**Exercise description**:
Pictures do not belong in the copy; restate the records below word for word.

Collected data:
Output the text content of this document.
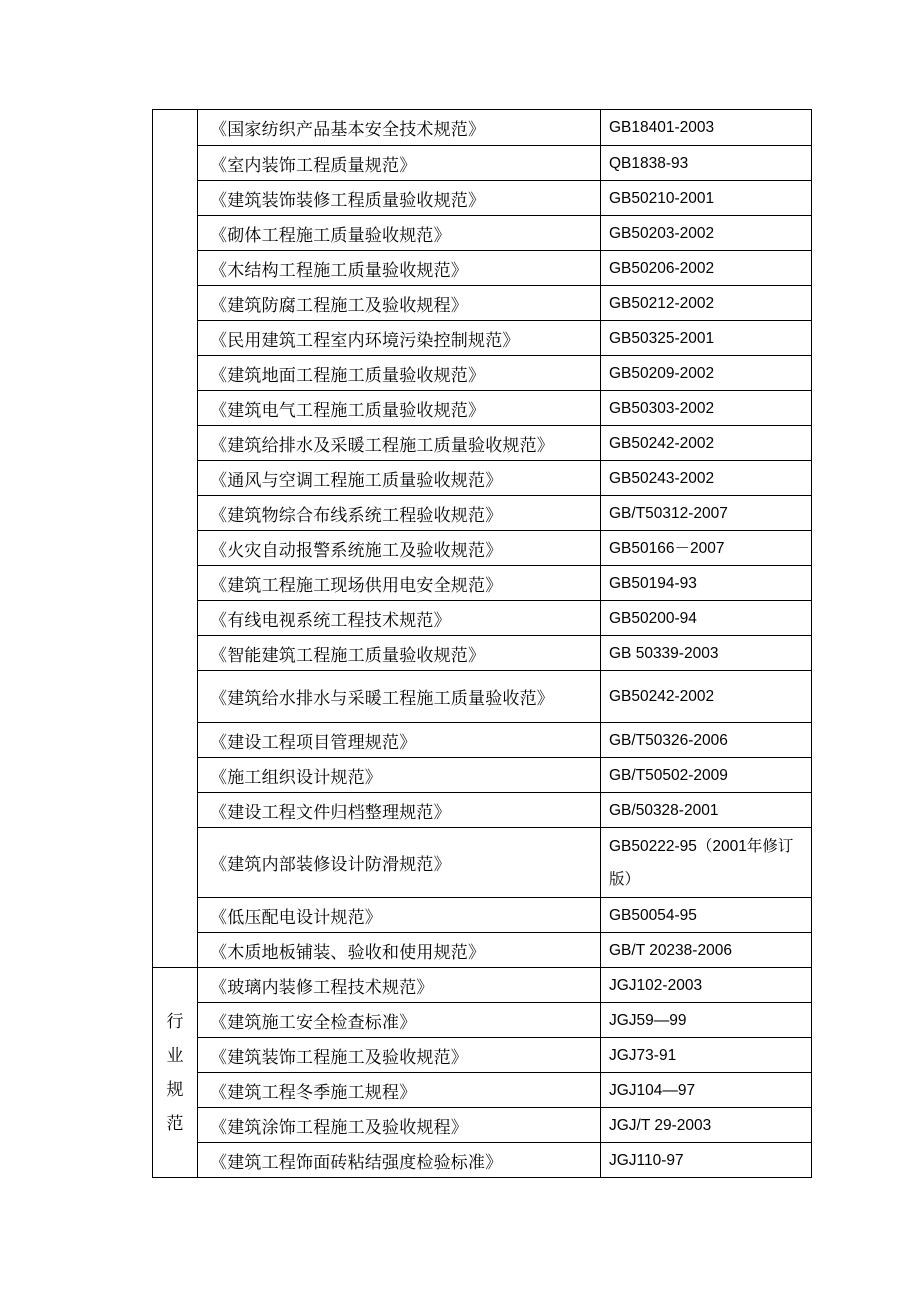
	《国家纺织产品基本安全技术规范》	GB18401-2003
	《室内装饰工程质量规范》	QB1838-93
	《建筑装饰装修工程质量验收规范》	GB50210-2001
	《砌体工程施工质量验收规范》	GB50203-2002
	《木结构工程施工质量验收规范》	GB50206-2002
	《建筑防腐工程施工及验收规程》	GB50212-2002
	《民用建筑工程室内环境污染控制规范》	GB50325-2001
	《建筑地面工程施工质量验收规范》	GB50209-2002
	《建筑电气工程施工质量验收规范》	GB50303-2002
	《建筑给排水及采暖工程施工质量验收规范》	GB50242-2002
	《通风与空调工程施工质量验收规范》	GB50243-2002
	《建筑物综合布线系统工程验收规范》	GB/T50312-2007
	《火灾自动报警系统施工及验收规范》	GB50166－2007
	《建筑工程施工现场供用电安全规范》	GB50194-93
	《有线电视系统工程技术规范》	GB50200-94
	《智能建筑工程施工质量验收规范》	GB 50339-2003
	《建筑给水排水与采暖工程施工质量验收范》	GB50242-2002
	《建设工程项目管理规范》	GB/T50326-2006
	《施工组织设计规范》	GB/T50502-2009
	《建设工程文件归档整理规范》	GB/50328-2001
	《建筑内部装修设计防滑规范》	GB50222-95（2001年修订版）
	《低压配电设计规范》	GB50054-95
	《木质地板铺装、验收和使用规范》	GB/T 20238-2006
行业规范	《玻璃内装修工程技术规范》	JGJ102-2003
	《建筑施工安全检查标准》	JGJ59—99
	《建筑装饰工程施工及验收规范》	JGJ73-91
	《建筑工程冬季施工规程》	JGJ104—97
	《建筑涂饰工程施工及验收规程》	JGJ/T 29-2003
	《建筑工程饰面砖粘结强度检验标准》	JGJ110-97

**Solution to the problem**:
Output the text content of this document.
	《国家纺织产品基本安全技术规范》	GB18401-2003
	《室内装饰工程质量规范》	QB1838-93
	《建筑装饰装修工程质量验收规范》	GB50210-2001
	《砌体工程施工质量验收规范》	GB50203-2002
	《木结构工程施工质量验收规范》	GB50206-2002
	《建筑防腐工程施工及验收规程》	GB50212-2002
	《民用建筑工程室内环境污染控制规范》	GB50325-2001
	《建筑地面工程施工质量验收规范》	GB50209-2002
	《建筑电气工程施工质量验收规范》	GB50303-2002
	《建筑给排水及采暖工程施工质量验收规范》	GB50242-2002
	《通风与空调工程施工质量验收规范》	GB50243-2002
	《建筑物综合布线系统工程验收规范》	GB/T50312-2007
	《火灾自动报警系统施工及验收规范》	GB50166－2007
	《建筑工程施工现场供用电安全规范》	GB50194-93
	《有线电视系统工程技术规范》	GB50200-94
	《智能建筑工程施工质量验收规范》	GB 50339-2003
	《建筑给水排水与采暖工程施工质量验收范》	GB50242-2002
	《建设工程项目管理规范》	GB/T50326-2006
	《施工组织设计规范》	GB/T50502-2009
	《建设工程文件归档整理规范》	GB/50328-2001
	《建筑内部装修设计防滑规范》	GB50222-95（2001年修订版）
	《低压配电设计规范》	GB50054-95
	《木质地板铺装、验收和使用规范》	GB/T 20238-2006
行业规范	《玻璃内装修工程技术规范》	JGJ102-2003
	《建筑施工安全检查标准》	JGJ59—99
	《建筑装饰工程施工及验收规范》	JGJ73-91
	《建筑工程冬季施工规程》	JGJ104—97
	《建筑涂饰工程施工及验收规程》	JGJ/T 29-2003
	《建筑工程饰面砖粘结强度检验标准》	JGJ110-97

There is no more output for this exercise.